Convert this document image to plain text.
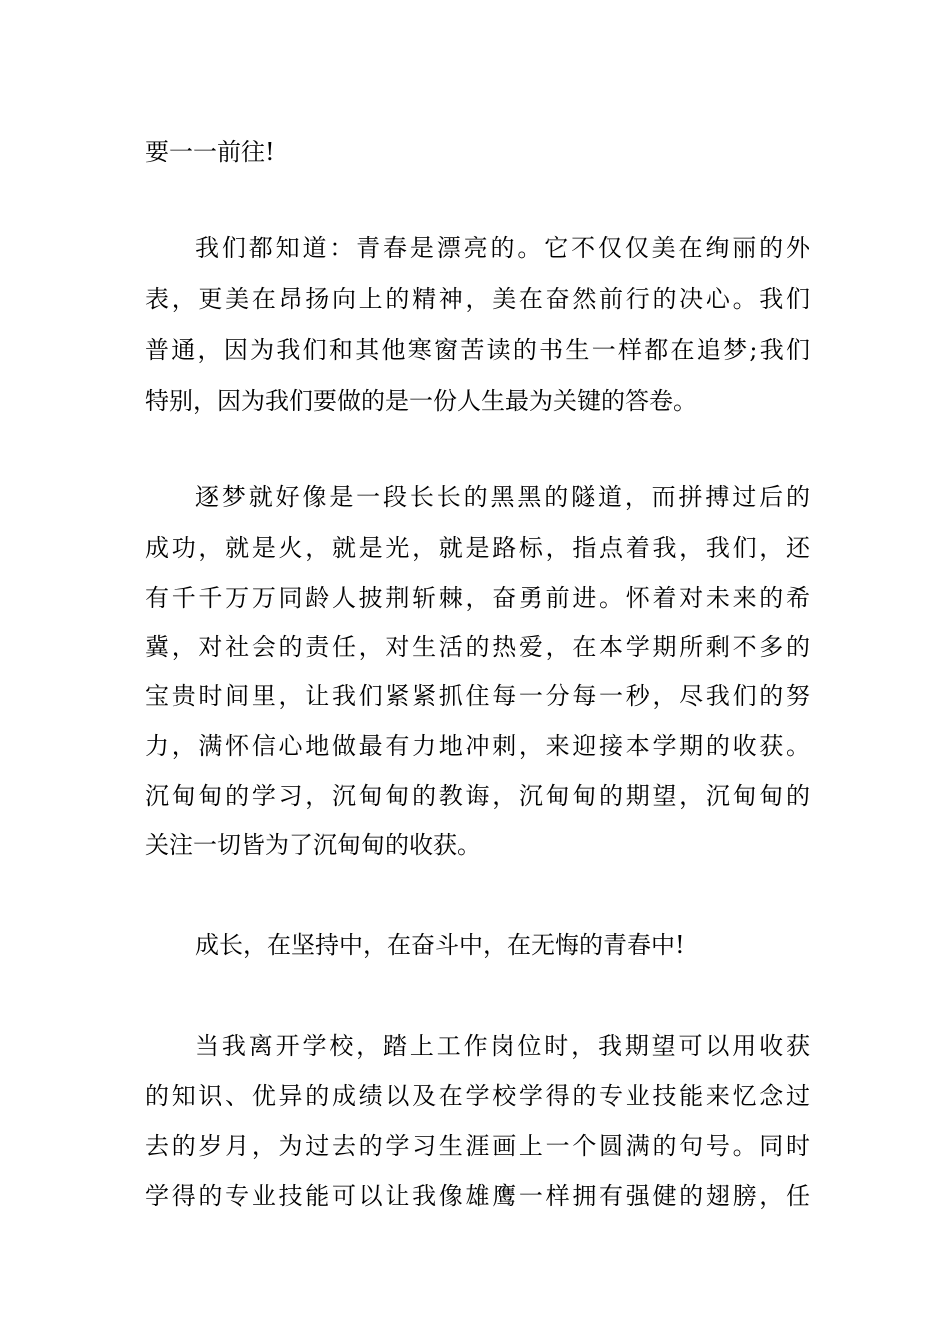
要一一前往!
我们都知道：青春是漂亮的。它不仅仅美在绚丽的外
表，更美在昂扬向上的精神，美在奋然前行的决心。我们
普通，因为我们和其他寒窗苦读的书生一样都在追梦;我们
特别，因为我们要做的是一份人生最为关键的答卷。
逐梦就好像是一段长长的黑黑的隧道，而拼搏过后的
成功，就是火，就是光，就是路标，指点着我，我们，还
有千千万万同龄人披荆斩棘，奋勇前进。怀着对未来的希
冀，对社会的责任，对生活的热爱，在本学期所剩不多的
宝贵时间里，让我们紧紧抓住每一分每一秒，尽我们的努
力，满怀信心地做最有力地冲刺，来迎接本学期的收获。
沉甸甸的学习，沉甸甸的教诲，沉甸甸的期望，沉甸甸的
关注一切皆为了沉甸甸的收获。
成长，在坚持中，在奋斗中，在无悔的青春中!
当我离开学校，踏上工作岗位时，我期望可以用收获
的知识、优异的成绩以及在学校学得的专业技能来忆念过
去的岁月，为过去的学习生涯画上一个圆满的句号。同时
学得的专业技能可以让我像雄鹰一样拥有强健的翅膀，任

· · ·

• To do:
Write every record out again exactly; no pictures belong in the copy.

• Task output:
Convert this document image to plain text.
要一一前往!
我们都知道：青春是漂亮的。它不仅仅美在绚丽的外
表，更美在昂扬向上的精神，美在奋然前行的决心。我们
普通，因为我们和其他寒窗苦读的书生一样都在追梦;我们
特别，因为我们要做的是一份人生最为关键的答卷。
逐梦就好像是一段长长的黑黑的隧道，而拼搏过后的
成功，就是火，就是光，就是路标，指点着我，我们，还
有千千万万同龄人披荆斩棘，奋勇前进。怀着对未来的希
冀，对社会的责任，对生活的热爱，在本学期所剩不多的
宝贵时间里，让我们紧紧抓住每一分每一秒，尽我们的努
力，满怀信心地做最有力地冲刺，来迎接本学期的收获。
沉甸甸的学习，沉甸甸的教诲，沉甸甸的期望，沉甸甸的
关注一切皆为了沉甸甸的收获。
成长，在坚持中，在奋斗中，在无悔的青春中!
当我离开学校，踏上工作岗位时，我期望可以用收获
的知识、优异的成绩以及在学校学得的专业技能来忆念过
去的岁月，为过去的学习生涯画上一个圆满的句号。同时
学得的专业技能可以让我像雄鹰一样拥有强健的翅膀，任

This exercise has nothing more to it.